◆ **Problem**
Read the data below. Every line holding the string "población" must be copied.

== == ==

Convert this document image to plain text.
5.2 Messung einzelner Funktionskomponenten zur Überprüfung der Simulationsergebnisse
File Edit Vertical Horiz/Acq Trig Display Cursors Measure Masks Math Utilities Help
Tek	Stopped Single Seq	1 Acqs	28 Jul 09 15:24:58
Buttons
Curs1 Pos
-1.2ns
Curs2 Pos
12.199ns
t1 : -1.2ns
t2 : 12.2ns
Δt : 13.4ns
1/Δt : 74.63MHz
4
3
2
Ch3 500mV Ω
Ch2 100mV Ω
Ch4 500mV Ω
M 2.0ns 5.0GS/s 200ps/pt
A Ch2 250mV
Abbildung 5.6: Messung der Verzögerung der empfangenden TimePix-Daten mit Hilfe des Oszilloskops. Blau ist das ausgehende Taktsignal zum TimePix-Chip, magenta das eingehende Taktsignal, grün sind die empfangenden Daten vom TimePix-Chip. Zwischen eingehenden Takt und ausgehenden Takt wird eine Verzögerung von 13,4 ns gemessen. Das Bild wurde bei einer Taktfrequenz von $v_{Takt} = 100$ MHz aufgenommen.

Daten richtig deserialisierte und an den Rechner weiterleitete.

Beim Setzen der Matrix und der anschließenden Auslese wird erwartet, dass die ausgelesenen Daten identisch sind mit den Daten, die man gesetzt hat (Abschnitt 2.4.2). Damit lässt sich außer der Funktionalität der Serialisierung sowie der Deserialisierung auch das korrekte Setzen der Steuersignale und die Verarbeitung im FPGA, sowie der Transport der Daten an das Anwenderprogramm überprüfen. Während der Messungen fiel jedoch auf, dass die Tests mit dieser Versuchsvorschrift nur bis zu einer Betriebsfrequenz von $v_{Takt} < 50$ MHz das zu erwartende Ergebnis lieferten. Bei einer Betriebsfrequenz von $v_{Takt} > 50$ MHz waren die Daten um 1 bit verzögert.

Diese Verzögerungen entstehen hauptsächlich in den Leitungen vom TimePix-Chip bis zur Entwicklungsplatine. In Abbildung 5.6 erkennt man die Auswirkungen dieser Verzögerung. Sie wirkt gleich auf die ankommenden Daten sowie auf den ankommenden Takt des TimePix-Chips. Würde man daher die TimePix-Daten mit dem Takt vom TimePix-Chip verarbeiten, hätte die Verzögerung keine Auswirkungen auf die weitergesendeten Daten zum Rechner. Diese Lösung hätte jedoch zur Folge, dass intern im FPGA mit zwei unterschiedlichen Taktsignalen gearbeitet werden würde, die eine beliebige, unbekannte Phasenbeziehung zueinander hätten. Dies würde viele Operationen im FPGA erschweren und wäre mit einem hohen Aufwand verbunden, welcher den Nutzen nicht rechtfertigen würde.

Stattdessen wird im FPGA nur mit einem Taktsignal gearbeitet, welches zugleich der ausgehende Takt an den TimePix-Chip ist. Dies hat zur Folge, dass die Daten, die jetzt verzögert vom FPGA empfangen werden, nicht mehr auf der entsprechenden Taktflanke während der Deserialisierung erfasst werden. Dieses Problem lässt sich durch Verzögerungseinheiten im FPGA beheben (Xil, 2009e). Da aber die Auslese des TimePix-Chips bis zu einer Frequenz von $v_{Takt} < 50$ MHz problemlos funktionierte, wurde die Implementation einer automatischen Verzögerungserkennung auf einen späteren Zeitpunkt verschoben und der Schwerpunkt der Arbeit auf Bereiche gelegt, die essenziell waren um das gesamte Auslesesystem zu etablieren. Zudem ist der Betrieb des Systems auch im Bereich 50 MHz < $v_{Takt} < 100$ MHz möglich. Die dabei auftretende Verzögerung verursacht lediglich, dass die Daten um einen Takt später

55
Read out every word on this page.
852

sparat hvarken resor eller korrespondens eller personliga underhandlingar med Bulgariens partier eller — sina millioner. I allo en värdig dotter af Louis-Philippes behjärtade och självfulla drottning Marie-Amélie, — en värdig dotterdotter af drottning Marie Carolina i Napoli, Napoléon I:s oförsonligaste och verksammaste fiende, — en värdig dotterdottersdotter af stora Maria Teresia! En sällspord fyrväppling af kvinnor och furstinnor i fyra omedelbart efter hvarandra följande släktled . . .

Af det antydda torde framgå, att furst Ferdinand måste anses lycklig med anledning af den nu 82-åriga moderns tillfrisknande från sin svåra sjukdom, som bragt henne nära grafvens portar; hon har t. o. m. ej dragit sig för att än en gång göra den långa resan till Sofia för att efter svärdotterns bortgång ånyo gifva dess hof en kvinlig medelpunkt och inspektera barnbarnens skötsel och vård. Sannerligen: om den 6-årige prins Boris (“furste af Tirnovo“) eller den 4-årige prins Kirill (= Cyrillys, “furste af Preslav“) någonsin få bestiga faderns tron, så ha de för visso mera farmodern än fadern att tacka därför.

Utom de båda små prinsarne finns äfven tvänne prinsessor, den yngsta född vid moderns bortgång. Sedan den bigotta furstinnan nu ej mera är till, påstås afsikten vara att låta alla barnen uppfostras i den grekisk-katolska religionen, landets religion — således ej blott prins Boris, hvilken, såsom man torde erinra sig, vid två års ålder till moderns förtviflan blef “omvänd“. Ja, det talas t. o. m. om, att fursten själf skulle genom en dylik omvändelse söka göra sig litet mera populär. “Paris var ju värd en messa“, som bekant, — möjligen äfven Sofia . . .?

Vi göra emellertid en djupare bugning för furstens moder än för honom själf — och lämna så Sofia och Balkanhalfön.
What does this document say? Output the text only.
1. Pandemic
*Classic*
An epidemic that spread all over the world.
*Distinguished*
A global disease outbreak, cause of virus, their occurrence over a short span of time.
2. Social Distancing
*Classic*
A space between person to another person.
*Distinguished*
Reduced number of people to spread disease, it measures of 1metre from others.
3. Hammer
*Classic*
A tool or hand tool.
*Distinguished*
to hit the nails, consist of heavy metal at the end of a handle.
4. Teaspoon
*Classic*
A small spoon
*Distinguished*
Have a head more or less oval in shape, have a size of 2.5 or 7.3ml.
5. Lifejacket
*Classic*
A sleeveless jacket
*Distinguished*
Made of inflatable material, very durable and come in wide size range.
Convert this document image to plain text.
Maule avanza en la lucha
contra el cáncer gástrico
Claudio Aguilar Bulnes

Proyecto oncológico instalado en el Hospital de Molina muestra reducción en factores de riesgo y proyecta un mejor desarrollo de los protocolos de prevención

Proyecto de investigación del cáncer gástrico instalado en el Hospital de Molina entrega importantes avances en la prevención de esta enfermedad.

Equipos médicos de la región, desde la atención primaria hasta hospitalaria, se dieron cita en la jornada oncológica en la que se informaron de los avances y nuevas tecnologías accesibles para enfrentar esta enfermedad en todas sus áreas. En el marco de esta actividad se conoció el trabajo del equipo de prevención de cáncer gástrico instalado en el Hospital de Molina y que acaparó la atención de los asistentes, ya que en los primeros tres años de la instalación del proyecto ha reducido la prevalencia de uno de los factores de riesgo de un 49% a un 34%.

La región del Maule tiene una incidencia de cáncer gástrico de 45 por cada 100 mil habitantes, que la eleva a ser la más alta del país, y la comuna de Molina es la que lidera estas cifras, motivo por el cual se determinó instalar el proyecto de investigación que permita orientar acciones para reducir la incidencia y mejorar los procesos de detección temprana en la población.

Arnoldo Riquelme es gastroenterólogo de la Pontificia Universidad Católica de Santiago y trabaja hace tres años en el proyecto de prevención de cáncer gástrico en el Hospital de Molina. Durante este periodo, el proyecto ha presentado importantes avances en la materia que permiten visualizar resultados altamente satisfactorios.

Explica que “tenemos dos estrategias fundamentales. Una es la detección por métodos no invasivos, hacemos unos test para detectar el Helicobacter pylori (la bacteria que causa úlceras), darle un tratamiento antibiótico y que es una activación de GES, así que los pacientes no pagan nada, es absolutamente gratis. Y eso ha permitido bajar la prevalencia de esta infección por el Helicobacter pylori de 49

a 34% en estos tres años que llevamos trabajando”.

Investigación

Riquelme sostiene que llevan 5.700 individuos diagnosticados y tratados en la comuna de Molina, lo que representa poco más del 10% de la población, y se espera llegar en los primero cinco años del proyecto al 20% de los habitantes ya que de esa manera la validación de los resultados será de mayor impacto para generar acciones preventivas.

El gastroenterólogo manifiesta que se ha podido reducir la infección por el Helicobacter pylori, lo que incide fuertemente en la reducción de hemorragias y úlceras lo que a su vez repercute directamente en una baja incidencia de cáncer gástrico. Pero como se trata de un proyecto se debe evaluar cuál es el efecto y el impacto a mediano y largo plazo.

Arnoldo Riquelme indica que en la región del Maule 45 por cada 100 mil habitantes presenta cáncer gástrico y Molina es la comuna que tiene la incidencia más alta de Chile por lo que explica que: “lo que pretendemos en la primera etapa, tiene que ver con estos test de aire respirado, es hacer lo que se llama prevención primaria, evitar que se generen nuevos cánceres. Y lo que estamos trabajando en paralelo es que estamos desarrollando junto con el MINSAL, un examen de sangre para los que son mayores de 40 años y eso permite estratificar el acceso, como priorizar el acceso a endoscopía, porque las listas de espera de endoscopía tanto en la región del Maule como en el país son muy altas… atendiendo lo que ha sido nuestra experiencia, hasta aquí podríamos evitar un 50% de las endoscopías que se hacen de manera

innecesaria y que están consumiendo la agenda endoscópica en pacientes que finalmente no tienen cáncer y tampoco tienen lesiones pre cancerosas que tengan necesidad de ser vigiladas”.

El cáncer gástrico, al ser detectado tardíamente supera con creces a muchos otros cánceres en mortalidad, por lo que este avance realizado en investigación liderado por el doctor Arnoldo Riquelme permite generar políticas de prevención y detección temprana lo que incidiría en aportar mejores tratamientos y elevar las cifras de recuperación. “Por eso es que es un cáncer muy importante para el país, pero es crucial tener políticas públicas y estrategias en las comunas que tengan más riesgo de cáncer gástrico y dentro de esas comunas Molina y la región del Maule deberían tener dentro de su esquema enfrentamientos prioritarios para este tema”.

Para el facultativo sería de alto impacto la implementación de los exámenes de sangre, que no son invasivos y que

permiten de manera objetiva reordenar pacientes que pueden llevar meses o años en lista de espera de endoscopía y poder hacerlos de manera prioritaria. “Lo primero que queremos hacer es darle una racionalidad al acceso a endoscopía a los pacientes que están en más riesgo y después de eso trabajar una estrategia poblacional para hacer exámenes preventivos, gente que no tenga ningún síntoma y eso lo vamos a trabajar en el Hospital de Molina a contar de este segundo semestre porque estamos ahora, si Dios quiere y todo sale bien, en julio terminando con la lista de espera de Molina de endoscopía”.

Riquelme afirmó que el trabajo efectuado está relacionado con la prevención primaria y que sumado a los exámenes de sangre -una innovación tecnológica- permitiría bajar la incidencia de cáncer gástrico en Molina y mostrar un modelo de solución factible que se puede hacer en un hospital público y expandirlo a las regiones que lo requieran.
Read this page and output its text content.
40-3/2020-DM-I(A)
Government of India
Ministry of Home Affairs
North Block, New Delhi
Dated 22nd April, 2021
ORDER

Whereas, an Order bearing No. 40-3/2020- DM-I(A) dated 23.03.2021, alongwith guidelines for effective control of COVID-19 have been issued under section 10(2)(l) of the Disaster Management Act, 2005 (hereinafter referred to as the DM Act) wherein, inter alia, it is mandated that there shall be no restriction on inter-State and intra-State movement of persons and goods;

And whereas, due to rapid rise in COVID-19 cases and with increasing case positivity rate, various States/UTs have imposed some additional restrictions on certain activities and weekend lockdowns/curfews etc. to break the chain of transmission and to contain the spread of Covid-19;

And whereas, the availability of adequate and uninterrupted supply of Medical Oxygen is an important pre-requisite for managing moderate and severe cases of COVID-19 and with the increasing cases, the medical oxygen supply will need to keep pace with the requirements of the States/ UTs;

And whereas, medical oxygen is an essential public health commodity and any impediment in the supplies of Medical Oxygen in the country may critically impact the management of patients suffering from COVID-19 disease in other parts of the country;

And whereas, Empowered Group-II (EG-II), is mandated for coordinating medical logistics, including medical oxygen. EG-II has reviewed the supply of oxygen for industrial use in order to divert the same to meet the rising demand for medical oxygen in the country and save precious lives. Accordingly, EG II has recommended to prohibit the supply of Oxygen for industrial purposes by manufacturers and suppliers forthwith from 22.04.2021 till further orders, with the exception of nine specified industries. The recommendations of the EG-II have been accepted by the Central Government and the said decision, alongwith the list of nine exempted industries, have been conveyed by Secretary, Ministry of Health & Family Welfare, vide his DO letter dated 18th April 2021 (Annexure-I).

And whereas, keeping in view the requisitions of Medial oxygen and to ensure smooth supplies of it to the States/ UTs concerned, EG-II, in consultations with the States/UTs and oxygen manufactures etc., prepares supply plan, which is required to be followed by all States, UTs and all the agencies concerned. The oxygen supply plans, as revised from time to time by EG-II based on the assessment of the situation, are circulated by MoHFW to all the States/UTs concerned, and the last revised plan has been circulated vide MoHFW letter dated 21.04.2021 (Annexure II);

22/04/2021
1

== == ==

◆ **Result**
La región del Maule tiene una incidencia de cáncer gástrico de 45 por cada 100 mil habitantes, que la eleva a ser la más alta del país, y la comuna de Molina es la que lidera estas cifras, motivo por el cual se determinó instalar el proyecto de investigación que permita orientar acciones para reducir la incidencia y mejorar los procesos de detección temprana en la población.
Riquelme sostiene que llevan 5.700 individuos diagnosticados y tratados en la comuna de Molina, lo que representa poco más del 10% de la población, y se espera llegar en los primero cinco años del proyecto al 20% de los habitantes ya que de esa manera la validación de los resultados será de mayor impacto para generar acciones preventivas.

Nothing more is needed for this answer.